» **Problem**:
Report how many lines of the entries below contain the word "designer", and nothing more.

<<<<

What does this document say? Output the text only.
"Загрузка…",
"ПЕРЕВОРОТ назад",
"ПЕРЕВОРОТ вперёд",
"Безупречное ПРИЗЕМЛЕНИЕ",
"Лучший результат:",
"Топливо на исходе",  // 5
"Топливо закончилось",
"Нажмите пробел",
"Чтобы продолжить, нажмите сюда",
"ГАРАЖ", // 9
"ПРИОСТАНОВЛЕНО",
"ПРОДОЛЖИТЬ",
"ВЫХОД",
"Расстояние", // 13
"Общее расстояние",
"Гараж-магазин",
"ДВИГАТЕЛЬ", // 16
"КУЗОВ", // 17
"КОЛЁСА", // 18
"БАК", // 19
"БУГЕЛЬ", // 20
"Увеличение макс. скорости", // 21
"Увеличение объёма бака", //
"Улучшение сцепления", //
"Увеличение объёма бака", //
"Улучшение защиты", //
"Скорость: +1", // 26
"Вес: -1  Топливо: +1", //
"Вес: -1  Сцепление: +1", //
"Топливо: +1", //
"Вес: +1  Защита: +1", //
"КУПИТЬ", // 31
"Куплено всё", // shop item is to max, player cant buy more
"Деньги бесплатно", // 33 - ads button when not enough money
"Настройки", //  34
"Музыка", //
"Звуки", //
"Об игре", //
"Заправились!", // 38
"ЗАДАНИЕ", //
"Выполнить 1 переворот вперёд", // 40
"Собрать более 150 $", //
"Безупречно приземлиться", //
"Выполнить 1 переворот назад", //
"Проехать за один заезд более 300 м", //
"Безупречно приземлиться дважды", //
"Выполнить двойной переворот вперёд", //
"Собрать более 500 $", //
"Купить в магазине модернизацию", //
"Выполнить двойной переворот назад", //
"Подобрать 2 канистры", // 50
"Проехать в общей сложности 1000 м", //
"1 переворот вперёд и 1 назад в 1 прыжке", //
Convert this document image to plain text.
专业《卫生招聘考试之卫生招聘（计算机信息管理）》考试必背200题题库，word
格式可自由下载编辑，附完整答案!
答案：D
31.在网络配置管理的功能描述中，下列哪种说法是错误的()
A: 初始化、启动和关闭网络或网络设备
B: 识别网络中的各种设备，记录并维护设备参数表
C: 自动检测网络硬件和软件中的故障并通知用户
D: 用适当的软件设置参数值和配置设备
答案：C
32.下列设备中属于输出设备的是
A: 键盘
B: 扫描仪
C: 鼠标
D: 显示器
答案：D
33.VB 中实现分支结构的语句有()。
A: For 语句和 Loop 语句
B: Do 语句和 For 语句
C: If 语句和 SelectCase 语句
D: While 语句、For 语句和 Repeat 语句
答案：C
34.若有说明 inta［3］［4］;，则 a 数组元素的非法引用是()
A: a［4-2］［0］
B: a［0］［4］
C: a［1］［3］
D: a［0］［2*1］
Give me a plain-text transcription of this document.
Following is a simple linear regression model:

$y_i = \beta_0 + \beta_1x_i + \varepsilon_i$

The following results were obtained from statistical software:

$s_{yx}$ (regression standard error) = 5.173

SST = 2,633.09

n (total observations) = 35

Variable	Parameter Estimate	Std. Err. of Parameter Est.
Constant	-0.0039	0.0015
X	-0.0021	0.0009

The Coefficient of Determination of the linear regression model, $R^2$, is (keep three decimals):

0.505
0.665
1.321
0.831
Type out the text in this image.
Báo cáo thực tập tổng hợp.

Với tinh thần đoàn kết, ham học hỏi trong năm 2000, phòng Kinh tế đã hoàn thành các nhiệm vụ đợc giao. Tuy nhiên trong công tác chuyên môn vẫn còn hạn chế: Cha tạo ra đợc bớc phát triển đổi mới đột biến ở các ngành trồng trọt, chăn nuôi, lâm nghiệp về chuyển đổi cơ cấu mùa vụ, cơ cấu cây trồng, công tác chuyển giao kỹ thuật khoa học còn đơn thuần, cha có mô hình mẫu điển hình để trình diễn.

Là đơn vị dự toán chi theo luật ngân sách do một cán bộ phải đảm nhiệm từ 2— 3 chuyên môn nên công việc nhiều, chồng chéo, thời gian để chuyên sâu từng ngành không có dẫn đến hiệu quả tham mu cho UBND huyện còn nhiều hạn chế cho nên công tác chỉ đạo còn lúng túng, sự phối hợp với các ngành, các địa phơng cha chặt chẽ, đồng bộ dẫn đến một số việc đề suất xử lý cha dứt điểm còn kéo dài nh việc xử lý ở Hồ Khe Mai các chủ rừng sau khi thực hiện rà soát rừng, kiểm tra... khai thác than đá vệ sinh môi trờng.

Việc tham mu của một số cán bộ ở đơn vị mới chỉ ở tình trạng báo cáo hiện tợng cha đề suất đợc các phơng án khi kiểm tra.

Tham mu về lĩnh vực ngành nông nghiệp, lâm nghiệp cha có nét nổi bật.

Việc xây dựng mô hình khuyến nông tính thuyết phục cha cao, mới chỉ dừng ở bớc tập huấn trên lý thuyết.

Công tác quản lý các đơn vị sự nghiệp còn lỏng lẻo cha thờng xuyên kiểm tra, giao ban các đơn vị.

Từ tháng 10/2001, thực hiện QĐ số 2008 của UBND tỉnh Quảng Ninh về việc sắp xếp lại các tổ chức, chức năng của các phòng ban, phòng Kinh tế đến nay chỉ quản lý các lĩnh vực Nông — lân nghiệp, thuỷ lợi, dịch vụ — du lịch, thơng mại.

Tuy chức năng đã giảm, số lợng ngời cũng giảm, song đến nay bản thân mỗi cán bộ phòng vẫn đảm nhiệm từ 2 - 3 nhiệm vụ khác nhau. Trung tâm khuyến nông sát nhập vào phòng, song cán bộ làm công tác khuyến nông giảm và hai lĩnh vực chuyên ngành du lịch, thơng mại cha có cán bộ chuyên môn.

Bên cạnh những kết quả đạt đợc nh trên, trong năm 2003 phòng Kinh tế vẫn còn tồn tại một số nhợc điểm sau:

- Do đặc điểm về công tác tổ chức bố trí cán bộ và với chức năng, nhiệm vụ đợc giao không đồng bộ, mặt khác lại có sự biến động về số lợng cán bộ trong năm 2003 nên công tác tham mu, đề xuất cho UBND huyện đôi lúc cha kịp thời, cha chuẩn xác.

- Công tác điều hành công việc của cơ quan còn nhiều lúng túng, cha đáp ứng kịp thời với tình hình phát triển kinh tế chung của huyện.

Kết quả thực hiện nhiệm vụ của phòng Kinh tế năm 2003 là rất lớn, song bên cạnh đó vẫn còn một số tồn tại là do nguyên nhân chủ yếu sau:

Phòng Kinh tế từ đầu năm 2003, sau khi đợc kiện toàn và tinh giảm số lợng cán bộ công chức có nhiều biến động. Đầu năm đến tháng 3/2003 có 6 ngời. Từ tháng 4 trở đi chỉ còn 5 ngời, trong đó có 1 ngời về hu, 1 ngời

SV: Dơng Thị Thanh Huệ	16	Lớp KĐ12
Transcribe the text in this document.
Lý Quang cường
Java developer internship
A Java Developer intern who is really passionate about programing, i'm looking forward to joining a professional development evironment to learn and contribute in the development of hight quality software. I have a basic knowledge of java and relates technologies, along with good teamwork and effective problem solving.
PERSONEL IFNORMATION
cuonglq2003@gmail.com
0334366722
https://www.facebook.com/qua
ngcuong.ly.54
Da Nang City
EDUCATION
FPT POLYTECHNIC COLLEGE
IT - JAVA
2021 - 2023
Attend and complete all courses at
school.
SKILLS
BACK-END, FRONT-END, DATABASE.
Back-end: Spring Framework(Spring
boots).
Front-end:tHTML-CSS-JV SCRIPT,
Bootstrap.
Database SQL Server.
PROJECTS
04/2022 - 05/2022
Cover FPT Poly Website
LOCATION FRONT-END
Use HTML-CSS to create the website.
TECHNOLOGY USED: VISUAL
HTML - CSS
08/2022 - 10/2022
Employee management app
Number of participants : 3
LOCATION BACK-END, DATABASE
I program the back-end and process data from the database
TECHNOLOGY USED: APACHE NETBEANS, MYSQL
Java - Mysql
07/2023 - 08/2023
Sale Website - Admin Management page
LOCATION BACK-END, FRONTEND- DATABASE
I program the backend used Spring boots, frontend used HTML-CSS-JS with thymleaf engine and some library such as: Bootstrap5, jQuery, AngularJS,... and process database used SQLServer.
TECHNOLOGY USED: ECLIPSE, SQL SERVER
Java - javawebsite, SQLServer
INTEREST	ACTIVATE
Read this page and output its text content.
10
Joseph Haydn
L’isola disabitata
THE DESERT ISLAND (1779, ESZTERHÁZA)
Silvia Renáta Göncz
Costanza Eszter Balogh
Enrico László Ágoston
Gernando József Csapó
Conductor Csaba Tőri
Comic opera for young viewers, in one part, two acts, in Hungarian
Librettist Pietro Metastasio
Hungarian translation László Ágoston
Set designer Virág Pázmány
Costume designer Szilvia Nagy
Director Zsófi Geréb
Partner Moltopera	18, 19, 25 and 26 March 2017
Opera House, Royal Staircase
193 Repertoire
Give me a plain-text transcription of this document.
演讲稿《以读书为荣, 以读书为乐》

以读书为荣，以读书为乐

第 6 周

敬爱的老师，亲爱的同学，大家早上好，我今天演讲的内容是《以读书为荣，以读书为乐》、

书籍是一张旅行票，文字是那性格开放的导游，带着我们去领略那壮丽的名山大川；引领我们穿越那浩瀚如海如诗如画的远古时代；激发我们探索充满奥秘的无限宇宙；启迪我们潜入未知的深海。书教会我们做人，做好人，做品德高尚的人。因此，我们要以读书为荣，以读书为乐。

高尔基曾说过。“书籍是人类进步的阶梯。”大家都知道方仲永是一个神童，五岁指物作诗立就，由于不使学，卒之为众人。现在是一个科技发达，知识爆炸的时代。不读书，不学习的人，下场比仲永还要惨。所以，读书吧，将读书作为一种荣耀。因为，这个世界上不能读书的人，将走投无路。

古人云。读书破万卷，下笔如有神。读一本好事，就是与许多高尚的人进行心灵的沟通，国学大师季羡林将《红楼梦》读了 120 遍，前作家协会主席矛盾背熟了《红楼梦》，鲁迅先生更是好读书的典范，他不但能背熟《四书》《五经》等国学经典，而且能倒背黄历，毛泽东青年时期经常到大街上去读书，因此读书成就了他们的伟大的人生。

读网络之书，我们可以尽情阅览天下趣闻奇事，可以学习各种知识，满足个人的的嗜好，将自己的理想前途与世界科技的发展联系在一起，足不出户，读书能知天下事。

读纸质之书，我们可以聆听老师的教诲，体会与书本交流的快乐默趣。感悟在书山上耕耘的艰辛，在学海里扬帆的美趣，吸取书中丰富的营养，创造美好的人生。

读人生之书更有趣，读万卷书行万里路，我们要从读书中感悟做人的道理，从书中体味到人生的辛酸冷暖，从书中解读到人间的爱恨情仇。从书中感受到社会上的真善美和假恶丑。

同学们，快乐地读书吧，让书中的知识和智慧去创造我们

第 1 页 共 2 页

>>>>

» **Result for this exercise**:
2